→ **Set task 1**
Name each title in the short life of Vita Sackville-West that is followed by a year in parentheses, along with that year, listing each title only once.

→ **Excerpt provided**
A short life of the author
Vita Sackville-West occupied a unique position in English cultural life — a writer whose poetry, novels, and garden writing would have secured her a permanent place in the literary history of the interwar period, but whose fame has been both enhanced and distorted by two extraordinary associations: her love affair with Virginia Woolf, which inspired Orlando (1928), one of the most celebrated novels of the twentieth century, and her creation of the garden at Sissinghurst Castle, which has become the most visited and most imitated garden in England. These associations have made Sackville-West one of the most written-about figures of the Bloomsbury era, but they have also obscured her considerable achievements as a writer in her own right.
Knole
Victoria Mary Sackville-West was born in 1892 at Knole, the great Elizabethan house in Sevenoaks, Kent, that had been the Sackville family seat since 1603. Knole was not merely a house but a monument — 365 rooms, 52 staircases, 7 courtyards — and Vita’s attachment to it was the emotional fact that shaped her entire life. Because she was female, she could not inherit it under the terms of the entail, and the loss of Knole to a male cousin became the wound around which much of her writing and her garden-making revolved.
Knole and the Sackvilles (1922) was her first significant book — a history of the house and her family that combined architectural description, family chronicle, and personal elegy into a work of distinctive beauty. Woolf, reading it, was moved to write Orlando partly as a gift to Vita — a fantasy in which the protagonist lives for four centuries, changes sex, and possesses a great house forever.
The Affair with Woolf
Sackville-West and Woolf met in 1922 and began their affair in 1925. The relationship was both passionate and productive. Woolf was fascinated by Vita’s aristocratic confidence, her physical beauty, and her bisexuality; Vita was drawn to Woolf’s genius and emotional intensity. Orlando (1928) — dedicated to Vita, illustrated with photographs of her, and featuring a protagonist modelled on her — was Woolf’s love letter, a novel that celebrated Sackville-West’s androgyny, her aristocratic lineage, and her relationship to English literary history.
Their correspondence, published as The Letters of Vita Sackville-West and Virginia Woolf (1984), is one of the great epistolary documents of the twentieth century.
The Poetry
Sackville-West considered herself primarily a poet, and her contemporaries agreed. The Land (1926), a long georgic poem celebrating the agricultural year in the Weald of Kent, won the Hawthornden Prize and was compared to Virgil’s Georgics. It was a deliberate anachronism — a pastoral poem in an age of modernist experiment — but its detailed, precise descriptions of farming, craftsmanship, and the English landscape gave it a quality that transcended its conservative form.
The Garden (1946), a companion poem that traced the gardener’s year at Sissinghurst, won the Heinemann Prize. Together, the two poems constitute Sackville-West’s most enduring literary achievement — works that belong to the English tradition of pastoral poetry that runs from Spenser through Thomson to Hardy.

→ **Set task 2**
Duplicate the lines of the entries below word for word, beginning with the very first line of the entries and stopping after the line that contains "data-point — [142, 354, 149, 362]".

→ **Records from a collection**
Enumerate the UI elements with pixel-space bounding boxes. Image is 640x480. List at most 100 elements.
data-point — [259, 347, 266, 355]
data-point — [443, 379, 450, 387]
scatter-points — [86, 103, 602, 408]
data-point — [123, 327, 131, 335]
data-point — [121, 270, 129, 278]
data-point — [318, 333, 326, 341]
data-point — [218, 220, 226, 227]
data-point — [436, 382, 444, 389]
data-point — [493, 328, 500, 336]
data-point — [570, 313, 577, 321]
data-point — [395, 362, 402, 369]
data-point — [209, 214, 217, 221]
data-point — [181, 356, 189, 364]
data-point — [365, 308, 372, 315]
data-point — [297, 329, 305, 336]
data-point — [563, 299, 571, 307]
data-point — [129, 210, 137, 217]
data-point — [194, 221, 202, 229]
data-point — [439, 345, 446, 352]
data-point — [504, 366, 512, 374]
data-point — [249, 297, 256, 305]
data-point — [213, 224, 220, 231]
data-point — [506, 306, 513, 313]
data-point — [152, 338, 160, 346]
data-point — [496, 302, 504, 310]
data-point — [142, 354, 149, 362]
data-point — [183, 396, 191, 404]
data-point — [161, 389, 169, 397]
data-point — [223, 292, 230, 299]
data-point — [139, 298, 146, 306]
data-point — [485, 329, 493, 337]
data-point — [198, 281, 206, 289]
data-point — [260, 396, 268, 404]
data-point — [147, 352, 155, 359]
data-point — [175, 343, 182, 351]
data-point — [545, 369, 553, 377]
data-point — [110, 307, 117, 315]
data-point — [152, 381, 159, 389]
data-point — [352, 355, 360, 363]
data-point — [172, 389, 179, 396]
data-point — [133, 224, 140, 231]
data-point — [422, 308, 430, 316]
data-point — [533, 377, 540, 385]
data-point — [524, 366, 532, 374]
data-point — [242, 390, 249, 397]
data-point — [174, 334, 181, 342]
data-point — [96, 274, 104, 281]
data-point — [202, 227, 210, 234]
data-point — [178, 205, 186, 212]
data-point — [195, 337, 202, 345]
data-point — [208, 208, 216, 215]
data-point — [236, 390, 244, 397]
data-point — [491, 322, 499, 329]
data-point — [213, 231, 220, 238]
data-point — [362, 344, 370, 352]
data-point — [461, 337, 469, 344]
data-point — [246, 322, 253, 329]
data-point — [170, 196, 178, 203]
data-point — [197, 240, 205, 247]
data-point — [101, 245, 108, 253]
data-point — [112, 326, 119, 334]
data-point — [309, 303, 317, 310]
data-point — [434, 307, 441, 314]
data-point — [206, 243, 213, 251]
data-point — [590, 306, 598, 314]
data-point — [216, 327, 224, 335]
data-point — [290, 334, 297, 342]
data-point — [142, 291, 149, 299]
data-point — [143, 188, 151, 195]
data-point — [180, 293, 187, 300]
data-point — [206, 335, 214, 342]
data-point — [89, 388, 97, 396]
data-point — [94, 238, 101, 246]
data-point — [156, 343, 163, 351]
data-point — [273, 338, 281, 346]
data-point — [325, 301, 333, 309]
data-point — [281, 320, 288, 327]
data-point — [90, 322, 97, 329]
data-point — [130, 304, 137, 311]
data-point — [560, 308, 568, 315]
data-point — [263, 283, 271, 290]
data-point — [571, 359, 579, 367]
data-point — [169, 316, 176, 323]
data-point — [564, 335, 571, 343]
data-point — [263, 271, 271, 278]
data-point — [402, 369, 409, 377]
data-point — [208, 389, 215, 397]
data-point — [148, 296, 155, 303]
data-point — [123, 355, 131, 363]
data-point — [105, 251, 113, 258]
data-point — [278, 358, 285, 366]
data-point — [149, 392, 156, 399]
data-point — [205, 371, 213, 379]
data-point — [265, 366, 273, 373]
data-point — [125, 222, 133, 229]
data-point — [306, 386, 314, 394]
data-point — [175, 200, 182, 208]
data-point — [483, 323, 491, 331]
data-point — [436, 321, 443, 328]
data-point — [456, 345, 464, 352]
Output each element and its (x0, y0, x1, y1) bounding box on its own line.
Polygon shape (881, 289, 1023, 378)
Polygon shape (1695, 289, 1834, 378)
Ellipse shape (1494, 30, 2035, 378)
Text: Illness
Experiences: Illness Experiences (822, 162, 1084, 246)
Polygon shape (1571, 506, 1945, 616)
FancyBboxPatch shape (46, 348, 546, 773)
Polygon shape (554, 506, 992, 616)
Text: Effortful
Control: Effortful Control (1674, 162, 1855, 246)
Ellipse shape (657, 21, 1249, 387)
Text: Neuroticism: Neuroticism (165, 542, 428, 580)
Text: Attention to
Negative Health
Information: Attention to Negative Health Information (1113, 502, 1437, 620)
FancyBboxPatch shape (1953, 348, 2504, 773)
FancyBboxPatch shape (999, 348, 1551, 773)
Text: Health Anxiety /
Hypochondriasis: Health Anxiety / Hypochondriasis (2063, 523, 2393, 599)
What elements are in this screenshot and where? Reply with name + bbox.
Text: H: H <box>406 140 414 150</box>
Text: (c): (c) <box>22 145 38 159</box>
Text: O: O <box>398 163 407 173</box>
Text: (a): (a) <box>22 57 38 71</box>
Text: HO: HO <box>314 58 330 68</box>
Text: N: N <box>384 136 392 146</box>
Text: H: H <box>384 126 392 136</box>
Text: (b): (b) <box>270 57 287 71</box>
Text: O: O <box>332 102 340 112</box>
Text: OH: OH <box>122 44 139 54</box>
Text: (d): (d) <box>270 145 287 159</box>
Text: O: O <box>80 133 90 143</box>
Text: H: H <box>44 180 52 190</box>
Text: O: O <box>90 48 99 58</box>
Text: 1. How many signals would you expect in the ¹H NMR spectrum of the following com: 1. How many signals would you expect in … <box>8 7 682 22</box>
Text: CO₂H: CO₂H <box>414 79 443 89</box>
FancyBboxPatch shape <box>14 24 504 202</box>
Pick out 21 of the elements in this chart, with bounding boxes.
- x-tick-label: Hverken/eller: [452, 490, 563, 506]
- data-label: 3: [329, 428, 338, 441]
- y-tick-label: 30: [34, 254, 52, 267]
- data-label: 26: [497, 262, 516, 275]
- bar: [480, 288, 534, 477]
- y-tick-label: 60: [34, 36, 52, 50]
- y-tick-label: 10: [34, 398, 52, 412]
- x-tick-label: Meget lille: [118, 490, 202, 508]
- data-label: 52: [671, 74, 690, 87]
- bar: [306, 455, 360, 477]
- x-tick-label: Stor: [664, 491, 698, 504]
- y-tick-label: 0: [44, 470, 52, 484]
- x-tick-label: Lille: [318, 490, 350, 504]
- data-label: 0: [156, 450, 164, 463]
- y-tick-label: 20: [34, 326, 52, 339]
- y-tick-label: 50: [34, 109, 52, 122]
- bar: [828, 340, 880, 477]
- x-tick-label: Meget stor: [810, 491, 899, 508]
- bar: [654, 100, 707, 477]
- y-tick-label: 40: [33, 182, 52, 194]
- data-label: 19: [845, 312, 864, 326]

→ **Task answer 1**
Orlando (1928)
Knole and the Sackvilles (1922)
The Letters of Vita Sackville-West and Virginia Woolf (1984)
The Land (1926)
The Garden (1946)

→ **Task answer 2**
Enumerate the UI elements with pixel-space bounding boxes. Image is 640x480. List at most 100 elements.
data-point — [259, 347, 266, 355]
data-point — [443, 379, 450, 387]
scatter-points — [86, 103, 602, 408]
data-point — [123, 327, 131, 335]
data-point — [121, 270, 129, 278]
data-point — [318, 333, 326, 341]
data-point — [218, 220, 226, 227]
data-point — [436, 382, 444, 389]
data-point — [493, 328, 500, 336]
data-point — [570, 313, 577, 321]
data-point — [395, 362, 402, 369]
data-point — [209, 214, 217, 221]
data-point — [181, 356, 189, 364]
data-point — [365, 308, 372, 315]
data-point — [297, 329, 305, 336]
data-point — [563, 299, 571, 307]
data-point — [129, 210, 137, 217]
data-point — [194, 221, 202, 229]
data-point — [439, 345, 446, 352]
data-point — [504, 366, 512, 374]
data-point — [249, 297, 256, 305]
data-point — [213, 224, 220, 231]
data-point — [506, 306, 513, 313]
data-point — [152, 338, 160, 346]
data-point — [496, 302, 504, 310]
data-point — [142, 354, 149, 362]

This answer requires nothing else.